** start Material for this exercise **

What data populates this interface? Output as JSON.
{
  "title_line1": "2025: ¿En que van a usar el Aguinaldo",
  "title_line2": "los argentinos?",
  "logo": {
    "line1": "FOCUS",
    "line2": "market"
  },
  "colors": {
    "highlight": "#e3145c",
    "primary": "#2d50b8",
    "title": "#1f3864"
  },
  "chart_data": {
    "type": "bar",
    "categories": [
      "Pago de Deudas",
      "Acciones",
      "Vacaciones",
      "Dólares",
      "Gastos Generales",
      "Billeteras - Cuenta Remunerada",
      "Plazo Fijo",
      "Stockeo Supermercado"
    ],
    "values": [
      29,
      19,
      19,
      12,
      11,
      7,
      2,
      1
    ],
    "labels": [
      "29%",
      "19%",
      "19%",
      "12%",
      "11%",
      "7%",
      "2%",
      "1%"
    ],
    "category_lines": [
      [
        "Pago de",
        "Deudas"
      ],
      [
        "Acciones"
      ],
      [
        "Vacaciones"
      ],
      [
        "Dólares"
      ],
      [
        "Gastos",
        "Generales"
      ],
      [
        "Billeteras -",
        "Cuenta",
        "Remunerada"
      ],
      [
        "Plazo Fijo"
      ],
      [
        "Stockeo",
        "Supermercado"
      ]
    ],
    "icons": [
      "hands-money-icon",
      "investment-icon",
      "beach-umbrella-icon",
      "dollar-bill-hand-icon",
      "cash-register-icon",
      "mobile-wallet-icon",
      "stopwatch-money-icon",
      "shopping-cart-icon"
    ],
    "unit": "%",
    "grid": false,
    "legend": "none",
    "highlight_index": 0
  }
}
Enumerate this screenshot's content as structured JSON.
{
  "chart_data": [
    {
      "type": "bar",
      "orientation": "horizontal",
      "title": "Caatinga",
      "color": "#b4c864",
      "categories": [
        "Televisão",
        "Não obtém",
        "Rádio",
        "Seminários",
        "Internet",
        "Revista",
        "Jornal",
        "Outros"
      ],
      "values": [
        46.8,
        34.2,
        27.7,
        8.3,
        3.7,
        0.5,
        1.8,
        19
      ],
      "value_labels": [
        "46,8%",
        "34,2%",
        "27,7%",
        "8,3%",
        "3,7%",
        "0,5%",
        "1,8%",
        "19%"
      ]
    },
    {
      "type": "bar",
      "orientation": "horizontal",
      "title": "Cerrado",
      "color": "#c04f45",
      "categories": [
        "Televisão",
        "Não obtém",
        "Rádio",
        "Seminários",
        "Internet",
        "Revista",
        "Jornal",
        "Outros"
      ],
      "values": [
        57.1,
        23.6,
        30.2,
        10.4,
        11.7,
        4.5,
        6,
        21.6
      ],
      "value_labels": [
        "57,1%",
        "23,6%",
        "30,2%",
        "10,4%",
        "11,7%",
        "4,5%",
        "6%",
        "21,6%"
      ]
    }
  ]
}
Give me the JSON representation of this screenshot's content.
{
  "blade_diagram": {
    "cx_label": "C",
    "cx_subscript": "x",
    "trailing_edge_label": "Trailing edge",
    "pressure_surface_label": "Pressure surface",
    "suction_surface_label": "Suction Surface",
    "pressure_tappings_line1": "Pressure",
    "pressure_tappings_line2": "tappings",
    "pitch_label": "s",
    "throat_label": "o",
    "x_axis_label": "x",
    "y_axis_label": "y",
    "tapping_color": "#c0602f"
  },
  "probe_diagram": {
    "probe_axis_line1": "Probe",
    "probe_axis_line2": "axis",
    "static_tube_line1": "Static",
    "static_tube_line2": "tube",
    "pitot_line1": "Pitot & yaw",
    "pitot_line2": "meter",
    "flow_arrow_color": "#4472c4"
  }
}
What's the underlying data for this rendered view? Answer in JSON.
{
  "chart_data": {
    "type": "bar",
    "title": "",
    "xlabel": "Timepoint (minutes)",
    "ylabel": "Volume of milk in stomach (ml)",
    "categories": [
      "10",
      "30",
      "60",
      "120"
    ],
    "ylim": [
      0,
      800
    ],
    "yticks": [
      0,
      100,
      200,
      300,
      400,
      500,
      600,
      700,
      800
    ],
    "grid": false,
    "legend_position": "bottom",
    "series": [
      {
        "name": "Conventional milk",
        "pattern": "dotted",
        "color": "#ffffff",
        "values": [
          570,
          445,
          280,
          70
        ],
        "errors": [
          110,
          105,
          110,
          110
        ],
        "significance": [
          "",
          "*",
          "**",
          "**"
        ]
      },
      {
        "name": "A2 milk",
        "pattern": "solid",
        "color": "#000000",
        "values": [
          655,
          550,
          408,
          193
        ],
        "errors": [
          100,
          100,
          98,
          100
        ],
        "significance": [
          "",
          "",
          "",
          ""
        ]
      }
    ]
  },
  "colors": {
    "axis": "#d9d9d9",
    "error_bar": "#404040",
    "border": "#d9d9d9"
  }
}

** end Material for this exercise **

# What is asked:
Copy each line from the data above that includes "name".

# Worked answer:
        "name": "Conventional milk",
        "name": "A2 milk",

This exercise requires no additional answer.